◆ **Collection entries**:
++++

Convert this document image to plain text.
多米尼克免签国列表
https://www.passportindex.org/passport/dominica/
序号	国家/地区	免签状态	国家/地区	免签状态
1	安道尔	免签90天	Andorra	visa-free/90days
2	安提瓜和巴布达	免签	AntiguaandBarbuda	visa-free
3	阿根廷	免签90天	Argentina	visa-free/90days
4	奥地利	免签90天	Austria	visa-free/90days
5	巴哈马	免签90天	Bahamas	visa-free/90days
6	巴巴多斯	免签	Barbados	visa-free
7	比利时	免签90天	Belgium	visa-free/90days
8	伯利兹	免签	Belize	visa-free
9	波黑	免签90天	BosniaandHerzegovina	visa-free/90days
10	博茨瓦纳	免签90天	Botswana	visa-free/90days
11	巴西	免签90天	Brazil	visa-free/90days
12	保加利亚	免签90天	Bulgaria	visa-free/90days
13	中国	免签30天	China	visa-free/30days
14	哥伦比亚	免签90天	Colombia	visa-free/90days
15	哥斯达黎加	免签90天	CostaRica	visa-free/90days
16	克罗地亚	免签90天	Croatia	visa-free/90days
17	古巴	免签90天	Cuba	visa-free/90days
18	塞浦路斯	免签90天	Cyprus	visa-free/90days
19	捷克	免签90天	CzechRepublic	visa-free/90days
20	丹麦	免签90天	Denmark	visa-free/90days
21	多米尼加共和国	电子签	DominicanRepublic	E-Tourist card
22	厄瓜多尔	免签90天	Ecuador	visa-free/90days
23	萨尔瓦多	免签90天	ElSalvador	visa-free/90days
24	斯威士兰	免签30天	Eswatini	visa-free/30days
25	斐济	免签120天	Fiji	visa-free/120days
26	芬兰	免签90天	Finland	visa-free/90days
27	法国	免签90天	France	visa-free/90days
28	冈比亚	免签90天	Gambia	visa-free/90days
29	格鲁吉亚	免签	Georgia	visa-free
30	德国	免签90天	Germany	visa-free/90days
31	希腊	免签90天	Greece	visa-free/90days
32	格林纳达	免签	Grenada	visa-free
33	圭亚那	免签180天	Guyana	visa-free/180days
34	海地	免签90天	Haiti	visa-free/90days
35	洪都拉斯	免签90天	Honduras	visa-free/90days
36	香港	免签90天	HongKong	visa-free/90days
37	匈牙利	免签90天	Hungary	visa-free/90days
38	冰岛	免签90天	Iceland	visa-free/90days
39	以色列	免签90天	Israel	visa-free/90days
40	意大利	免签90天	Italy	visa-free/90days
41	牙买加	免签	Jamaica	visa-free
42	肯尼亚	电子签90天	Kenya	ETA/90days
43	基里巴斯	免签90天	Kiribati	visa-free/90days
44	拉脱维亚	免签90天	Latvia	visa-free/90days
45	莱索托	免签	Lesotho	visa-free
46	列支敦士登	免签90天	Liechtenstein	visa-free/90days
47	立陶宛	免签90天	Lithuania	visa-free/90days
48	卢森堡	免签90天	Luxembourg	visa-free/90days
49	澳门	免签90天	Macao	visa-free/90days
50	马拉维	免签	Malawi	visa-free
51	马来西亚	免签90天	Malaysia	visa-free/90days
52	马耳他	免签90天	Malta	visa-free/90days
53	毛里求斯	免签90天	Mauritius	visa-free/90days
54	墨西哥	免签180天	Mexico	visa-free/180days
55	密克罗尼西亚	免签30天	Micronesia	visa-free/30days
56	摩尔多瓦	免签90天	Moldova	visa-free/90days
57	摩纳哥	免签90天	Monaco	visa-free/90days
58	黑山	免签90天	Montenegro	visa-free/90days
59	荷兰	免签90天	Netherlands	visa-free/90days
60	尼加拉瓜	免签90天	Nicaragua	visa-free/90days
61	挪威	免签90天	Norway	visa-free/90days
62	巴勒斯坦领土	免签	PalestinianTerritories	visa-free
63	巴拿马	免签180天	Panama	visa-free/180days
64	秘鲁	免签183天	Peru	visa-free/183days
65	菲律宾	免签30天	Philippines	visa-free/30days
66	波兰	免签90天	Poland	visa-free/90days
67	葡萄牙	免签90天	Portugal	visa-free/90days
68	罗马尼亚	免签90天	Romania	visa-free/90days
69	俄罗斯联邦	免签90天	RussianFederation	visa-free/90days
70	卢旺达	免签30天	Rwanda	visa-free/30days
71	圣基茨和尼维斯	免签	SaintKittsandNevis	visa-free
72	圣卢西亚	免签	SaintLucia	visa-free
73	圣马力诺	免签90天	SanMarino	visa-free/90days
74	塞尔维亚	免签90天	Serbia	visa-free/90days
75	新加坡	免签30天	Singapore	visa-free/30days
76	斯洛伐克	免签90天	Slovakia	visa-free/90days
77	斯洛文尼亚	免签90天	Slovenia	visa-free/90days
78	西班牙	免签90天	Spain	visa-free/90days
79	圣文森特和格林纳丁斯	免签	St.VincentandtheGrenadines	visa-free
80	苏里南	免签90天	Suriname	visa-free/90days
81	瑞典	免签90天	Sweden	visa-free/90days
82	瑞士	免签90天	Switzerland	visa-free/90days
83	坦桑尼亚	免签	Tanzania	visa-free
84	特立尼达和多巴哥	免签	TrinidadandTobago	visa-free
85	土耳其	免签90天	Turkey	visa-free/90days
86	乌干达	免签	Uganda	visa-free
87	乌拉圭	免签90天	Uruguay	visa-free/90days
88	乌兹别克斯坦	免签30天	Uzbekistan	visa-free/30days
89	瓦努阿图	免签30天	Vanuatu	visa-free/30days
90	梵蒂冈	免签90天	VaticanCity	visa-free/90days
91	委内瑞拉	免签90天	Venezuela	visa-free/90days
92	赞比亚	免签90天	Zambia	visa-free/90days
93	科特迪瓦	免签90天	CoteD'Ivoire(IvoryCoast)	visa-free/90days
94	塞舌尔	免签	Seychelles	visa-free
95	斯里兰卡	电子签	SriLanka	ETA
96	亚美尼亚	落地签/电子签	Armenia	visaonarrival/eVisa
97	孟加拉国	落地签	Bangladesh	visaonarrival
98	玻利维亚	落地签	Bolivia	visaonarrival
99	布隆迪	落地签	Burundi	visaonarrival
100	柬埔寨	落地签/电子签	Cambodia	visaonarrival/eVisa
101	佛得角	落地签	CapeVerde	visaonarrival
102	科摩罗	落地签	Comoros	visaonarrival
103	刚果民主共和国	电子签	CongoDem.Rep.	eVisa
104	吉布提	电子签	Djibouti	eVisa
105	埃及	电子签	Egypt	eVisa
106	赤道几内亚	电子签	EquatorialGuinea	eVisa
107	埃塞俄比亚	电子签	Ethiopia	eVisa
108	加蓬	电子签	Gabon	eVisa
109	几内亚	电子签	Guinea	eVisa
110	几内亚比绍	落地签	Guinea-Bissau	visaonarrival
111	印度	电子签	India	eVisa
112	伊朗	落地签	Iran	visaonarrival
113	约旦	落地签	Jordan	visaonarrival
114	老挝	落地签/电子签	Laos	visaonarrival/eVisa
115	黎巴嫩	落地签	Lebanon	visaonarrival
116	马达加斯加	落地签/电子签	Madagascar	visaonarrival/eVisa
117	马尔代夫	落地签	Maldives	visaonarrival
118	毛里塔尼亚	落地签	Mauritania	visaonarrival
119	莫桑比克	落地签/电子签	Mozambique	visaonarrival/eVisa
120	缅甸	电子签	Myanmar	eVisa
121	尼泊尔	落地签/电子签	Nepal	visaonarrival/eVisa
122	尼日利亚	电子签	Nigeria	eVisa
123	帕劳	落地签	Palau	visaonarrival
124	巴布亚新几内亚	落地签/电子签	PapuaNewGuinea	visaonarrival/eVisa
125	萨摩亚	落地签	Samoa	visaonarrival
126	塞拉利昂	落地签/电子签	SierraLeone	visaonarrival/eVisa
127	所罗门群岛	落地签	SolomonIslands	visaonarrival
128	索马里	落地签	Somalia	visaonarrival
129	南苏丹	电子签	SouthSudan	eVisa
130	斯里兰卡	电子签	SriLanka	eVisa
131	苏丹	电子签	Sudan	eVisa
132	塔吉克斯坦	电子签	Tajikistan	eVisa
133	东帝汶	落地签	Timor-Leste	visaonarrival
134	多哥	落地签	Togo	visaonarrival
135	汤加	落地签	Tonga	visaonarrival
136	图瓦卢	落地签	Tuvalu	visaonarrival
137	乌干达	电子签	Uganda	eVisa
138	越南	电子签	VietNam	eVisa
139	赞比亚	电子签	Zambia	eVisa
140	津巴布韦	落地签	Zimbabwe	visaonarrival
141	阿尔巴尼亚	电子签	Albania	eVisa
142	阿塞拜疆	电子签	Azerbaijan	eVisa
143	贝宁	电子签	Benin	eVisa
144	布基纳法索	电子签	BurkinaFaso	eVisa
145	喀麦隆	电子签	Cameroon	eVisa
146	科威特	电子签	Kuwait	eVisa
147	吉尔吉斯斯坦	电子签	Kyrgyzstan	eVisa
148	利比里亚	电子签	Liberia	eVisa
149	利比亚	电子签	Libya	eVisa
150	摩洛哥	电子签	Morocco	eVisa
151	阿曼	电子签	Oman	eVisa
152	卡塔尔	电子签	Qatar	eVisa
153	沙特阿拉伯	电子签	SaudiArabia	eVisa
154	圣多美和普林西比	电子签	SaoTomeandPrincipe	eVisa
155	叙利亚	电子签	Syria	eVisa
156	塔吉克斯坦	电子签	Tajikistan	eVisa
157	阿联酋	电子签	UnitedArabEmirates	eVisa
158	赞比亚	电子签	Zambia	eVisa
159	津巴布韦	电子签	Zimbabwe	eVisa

++++

◆ **Aim**: Pick out the lines that contain "斯里兰卡" and copy them.

◆ **Solution below**:
95	斯里兰卡	电子签	SriLanka	ETA
130	斯里兰卡	电子签	SriLanka	eVisa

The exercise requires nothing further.